_TASK INSTRUCTIONS:_ Can you give all the records again without altering a single character?

─── EXTRACTED MATERIAL

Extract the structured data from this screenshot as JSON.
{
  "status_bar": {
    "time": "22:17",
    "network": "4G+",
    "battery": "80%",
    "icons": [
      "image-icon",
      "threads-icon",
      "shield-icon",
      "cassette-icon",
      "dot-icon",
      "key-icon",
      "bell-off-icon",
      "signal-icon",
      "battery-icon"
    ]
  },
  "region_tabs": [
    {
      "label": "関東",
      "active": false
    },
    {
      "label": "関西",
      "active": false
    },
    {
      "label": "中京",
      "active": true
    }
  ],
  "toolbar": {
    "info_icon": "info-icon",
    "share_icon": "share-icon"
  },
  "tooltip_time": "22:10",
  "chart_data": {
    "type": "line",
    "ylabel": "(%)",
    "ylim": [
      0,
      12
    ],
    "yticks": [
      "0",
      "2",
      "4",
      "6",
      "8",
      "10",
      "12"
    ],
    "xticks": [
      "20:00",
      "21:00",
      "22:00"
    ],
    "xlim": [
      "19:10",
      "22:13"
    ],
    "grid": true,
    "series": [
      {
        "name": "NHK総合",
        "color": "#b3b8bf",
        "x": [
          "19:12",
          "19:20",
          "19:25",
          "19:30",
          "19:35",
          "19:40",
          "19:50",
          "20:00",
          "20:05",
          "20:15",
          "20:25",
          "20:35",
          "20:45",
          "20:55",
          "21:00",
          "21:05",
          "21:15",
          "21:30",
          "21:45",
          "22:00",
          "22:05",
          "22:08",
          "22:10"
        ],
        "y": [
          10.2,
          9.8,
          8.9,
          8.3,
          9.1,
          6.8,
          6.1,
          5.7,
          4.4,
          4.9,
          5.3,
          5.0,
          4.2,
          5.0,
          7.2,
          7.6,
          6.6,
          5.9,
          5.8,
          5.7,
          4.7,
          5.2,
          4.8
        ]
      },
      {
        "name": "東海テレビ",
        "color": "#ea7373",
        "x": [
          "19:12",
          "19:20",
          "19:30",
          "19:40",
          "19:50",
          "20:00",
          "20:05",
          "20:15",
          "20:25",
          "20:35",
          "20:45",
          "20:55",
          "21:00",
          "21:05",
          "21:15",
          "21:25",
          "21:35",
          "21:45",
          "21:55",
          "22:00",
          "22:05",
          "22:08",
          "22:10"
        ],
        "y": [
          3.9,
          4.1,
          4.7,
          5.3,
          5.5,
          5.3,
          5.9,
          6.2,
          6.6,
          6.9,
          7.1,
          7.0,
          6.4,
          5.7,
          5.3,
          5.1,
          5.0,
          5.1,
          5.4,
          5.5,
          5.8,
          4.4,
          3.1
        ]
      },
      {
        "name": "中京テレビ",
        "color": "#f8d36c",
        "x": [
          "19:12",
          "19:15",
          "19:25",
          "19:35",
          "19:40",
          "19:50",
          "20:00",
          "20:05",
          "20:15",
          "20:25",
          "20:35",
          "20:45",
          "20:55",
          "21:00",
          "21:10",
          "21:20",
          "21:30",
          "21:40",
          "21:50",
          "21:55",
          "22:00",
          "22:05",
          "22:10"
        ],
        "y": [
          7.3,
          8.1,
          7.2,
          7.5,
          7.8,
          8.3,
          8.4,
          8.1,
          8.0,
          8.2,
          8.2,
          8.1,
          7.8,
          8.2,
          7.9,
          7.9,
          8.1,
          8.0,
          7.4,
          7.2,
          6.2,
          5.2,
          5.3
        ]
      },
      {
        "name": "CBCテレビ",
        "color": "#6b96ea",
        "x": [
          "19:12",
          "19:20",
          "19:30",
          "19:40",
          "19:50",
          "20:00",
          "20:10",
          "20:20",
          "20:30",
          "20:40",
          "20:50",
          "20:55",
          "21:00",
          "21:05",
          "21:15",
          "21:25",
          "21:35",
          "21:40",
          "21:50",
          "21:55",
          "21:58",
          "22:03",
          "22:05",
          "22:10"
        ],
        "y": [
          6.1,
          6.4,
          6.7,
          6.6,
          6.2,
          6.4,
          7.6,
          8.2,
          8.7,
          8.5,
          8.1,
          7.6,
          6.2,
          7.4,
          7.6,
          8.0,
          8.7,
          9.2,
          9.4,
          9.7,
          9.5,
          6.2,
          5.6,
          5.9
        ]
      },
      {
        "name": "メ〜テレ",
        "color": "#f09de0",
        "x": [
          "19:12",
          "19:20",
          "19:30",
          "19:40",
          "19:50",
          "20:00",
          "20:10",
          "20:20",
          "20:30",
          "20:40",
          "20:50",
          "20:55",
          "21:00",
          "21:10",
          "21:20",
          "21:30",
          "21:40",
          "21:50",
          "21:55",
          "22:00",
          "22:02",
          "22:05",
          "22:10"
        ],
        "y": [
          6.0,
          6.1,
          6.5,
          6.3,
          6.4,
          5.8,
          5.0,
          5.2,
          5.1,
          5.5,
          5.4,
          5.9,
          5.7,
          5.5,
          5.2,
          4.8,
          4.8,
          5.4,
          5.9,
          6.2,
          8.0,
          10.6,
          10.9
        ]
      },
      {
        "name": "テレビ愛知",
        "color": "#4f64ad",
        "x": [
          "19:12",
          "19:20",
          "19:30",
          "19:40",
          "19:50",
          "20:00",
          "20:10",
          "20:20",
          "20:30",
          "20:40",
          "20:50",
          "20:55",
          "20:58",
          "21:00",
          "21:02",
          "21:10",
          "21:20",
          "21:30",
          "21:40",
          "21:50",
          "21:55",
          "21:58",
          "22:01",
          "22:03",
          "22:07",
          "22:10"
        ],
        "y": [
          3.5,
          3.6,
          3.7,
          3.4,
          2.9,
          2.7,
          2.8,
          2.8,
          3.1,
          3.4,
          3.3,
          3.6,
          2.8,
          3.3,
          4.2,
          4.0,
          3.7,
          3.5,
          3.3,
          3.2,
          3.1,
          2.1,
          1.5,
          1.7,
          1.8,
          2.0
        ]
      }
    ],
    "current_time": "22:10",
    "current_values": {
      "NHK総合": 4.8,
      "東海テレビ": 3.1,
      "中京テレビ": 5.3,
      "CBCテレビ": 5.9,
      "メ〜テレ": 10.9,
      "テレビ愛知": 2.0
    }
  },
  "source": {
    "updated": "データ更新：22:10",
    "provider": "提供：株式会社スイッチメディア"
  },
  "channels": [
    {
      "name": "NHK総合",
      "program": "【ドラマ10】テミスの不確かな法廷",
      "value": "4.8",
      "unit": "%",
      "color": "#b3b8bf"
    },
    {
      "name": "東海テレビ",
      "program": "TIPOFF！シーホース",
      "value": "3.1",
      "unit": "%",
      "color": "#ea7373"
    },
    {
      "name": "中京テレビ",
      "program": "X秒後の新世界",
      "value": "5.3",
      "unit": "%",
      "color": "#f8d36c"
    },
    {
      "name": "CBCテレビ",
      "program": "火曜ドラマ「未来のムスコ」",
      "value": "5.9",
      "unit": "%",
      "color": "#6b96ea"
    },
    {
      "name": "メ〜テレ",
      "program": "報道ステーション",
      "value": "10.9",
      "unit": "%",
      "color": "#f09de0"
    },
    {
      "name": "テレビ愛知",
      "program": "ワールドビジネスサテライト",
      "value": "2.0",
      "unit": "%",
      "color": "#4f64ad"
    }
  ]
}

──────

_TASK ANSWER:_
Extract the structured data from this screenshot as JSON.
{
  "status_bar": {
    "time": "22:17",
    "network": "4G+",
    "battery": "80%",
    "icons": [
      "image-icon",
      "threads-icon",
      "shield-icon",
      "cassette-icon",
      "dot-icon",
      "key-icon",
      "bell-off-icon",
      "signal-icon",
      "battery-icon"
    ]
  },
  "region_tabs": [
    {
      "label": "関東",
      "active": false
    },
    {
      "label": "関西",
      "active": false
    },
    {
      "label": "中京",
      "active": true
    }
  ],
  "toolbar": {
    "info_icon": "info-icon",
    "share_icon": "share-icon"
  },
  "tooltip_time": "22:10",
  "chart_data": {
    "type": "line",
    "ylabel": "(%)",
    "ylim": [
      0,
      12
    ],
    "yticks": [
      "0",
      "2",
      "4",
      "6",
      "8",
      "10",
      "12"
    ],
    "xticks": [
      "20:00",
      "21:00",
      "22:00"
    ],
    "xlim": [
      "19:10",
      "22:13"
    ],
    "grid": true,
    "series": [
      {
        "name": "NHK総合",
        "color": "#b3b8bf",
        "x": [
          "19:12",
          "19:20",
          "19:25",
          "19:30",
          "19:35",
          "19:40",
          "19:50",
          "20:00",
          "20:05",
          "20:15",
          "20:25",
          "20:35",
          "20:45",
          "20:55",
          "21:00",
          "21:05",
          "21:15",
          "21:30",
          "21:45",
          "22:00",
          "22:05",
          "22:08",
          "22:10"
        ],
        "y": [
          10.2,
          9.8,
          8.9,
          8.3,
          9.1,
          6.8,
          6.1,
          5.7,
          4.4,
          4.9,
          5.3,
          5.0,
          4.2,
          5.0,
          7.2,
          7.6,
          6.6,
          5.9,
          5.8,
          5.7,
          4.7,
          5.2,
          4.8
        ]
      },
      {
        "name": "東海テレビ",
        "color": "#ea7373",
        "x": [
          "19:12",
          "19:20",
          "19:30",
          "19:40",
          "19:50",
          "20:00",
          "20:05",
          "20:15",
          "20:25",
          "20:35",
          "20:45",
          "20:55",
          "21:00",
          "21:05",
          "21:15",
          "21:25",
          "21:35",
          "21:45",
          "21:55",
          "22:00",
          "22:05",
          "22:08",
          "22:10"
        ],
        "y": [
          3.9,
          4.1,
          4.7,
          5.3,
          5.5,
          5.3,
          5.9,
          6.2,
          6.6,
          6.9,
          7.1,
          7.0,
          6.4,
          5.7,
          5.3,
          5.1,
          5.0,
          5.1,
          5.4,
          5.5,
          5.8,
          4.4,
          3.1
        ]
      },
      {
        "name": "中京テレビ",
        "color": "#f8d36c",
        "x": [
          "19:12",
          "19:15",
          "19:25",
          "19:35",
          "19:40",
          "19:50",
          "20:00",
          "20:05",
          "20:15",
          "20:25",
          "20:35",
          "20:45",
          "20:55",
          "21:00",
          "21:10",
          "21:20",
          "21:30",
          "21:40",
          "21:50",
          "21:55",
          "22:00",
          "22:05",
          "22:10"
        ],
        "y": [
          7.3,
          8.1,
          7.2,
          7.5,
          7.8,
          8.3,
          8.4,
          8.1,
          8.0,
          8.2,
          8.2,
          8.1,
          7.8,
          8.2,
          7.9,
          7.9,
          8.1,
          8.0,
          7.4,
          7.2,
          6.2,
          5.2,
          5.3
        ]
      },
      {
        "name": "CBCテレビ",
        "color": "#6b96ea",
        "x": [
          "19:12",
          "19:20",
          "19:30",
          "19:40",
          "19:50",
          "20:00",
          "20:10",
          "20:20",
          "20:30",
          "20:40",
          "20:50",
          "20:55",
          "21:00",
          "21:05",
          "21:15",
          "21:25",
          "21:35",
          "21:40",
          "21:50",
          "21:55",
          "21:58",
          "22:03",
          "22:05",
          "22:10"
        ],
        "y": [
          6.1,
          6.4,
          6.7,
          6.6,
          6.2,
          6.4,
          7.6,
          8.2,
          8.7,
          8.5,
          8.1,
          7.6,
          6.2,
          7.4,
          7.6,
          8.0,
          8.7,
          9.2,
          9.4,
          9.7,
          9.5,
          6.2,
          5.6,
          5.9
        ]
      },
      {
        "name": "メ〜テレ",
        "color": "#f09de0",
        "x": [
          "19:12",
          "19:20",
          "19:30",
          "19:40",
          "19:50",
          "20:00",
          "20:10",
          "20:20",
          "20:30",
          "20:40",
          "20:50",
          "20:55",
          "21:00",
          "21:10",
          "21:20",
          "21:30",
          "21:40",
          "21:50",
          "21:55",
          "22:00",
          "22:02",
          "22:05",
          "22:10"
        ],
        "y": [
          6.0,
          6.1,
          6.5,
          6.3,
          6.4,
          5.8,
          5.0,
          5.2,
          5.1,
          5.5,
          5.4,
          5.9,
          5.7,
          5.5,
          5.2,
          4.8,
          4.8,
          5.4,
          5.9,
          6.2,
          8.0,
          10.6,
          10.9
        ]
      },
      {
        "name": "テレビ愛知",
        "color": "#4f64ad",
        "x": [
          "19:12",
          "19:20",
          "19:30",
          "19:40",
          "19:50",
          "20:00",
          "20:10",
          "20:20",
          "20:30",
          "20:40",
          "20:50",
          "20:55",
          "20:58",
          "21:00",
          "21:02",
          "21:10",
          "21:20",
          "21:30",
          "21:40",
          "21:50",
          "21:55",
          "21:58",
          "22:01",
          "22:03",
          "22:07",
          "22:10"
        ],
        "y": [
          3.5,
          3.6,
          3.7,
          3.4,
          2.9,
          2.7,
          2.8,
          2.8,
          3.1,
          3.4,
          3.3,
          3.6,
          2.8,
          3.3,
          4.2,
          4.0,
          3.7,
          3.5,
          3.3,
          3.2,
          3.1,
          2.1,
          1.5,
          1.7,
          1.8,
          2.0
        ]
      }
    ],
    "current_time": "22:10",
    "current_values": {
      "NHK総合": 4.8,
      "東海テレビ": 3.1,
      "中京テレビ": 5.3,
      "CBCテレビ": 5.9,
      "メ〜テレ": 10.9,
      "テレビ愛知": 2.0
    }
  },
  "source": {
    "updated": "データ更新：22:10",
    "provider": "提供：株式会社スイッチメディア"
  },
  "channels": [
    {
      "name": "NHK総合",
      "program": "【ドラマ10】テミスの不確かな法廷",
      "value": "4.8",
      "unit": "%",
      "color": "#b3b8bf"
    },
    {
      "name": "東海テレビ",
      "program": "TIPOFF！シーホース",
      "value": "3.1",
      "unit": "%",
      "color": "#ea7373"
    },
    {
      "name": "中京テレビ",
      "program": "X秒後の新世界",
      "value": "5.3",
      "unit": "%",
      "color": "#f8d36c"
    },
    {
      "name": "CBCテレビ",
      "program": "火曜ドラマ「未来のムスコ」",
      "value": "5.9",
      "unit": "%",
      "color": "#6b96ea"
    },
    {
      "name": "メ〜テレ",
      "program": "報道ステーション",
      "value": "10.9",
      "unit": "%",
      "color": "#f09de0"
    },
    {
      "name": "テレビ愛知",
      "program": "ワールドビジネスサテライト",
      "value": "2.0",
      "unit": "%",
      "color": "#4f64ad"
    }
  ]
}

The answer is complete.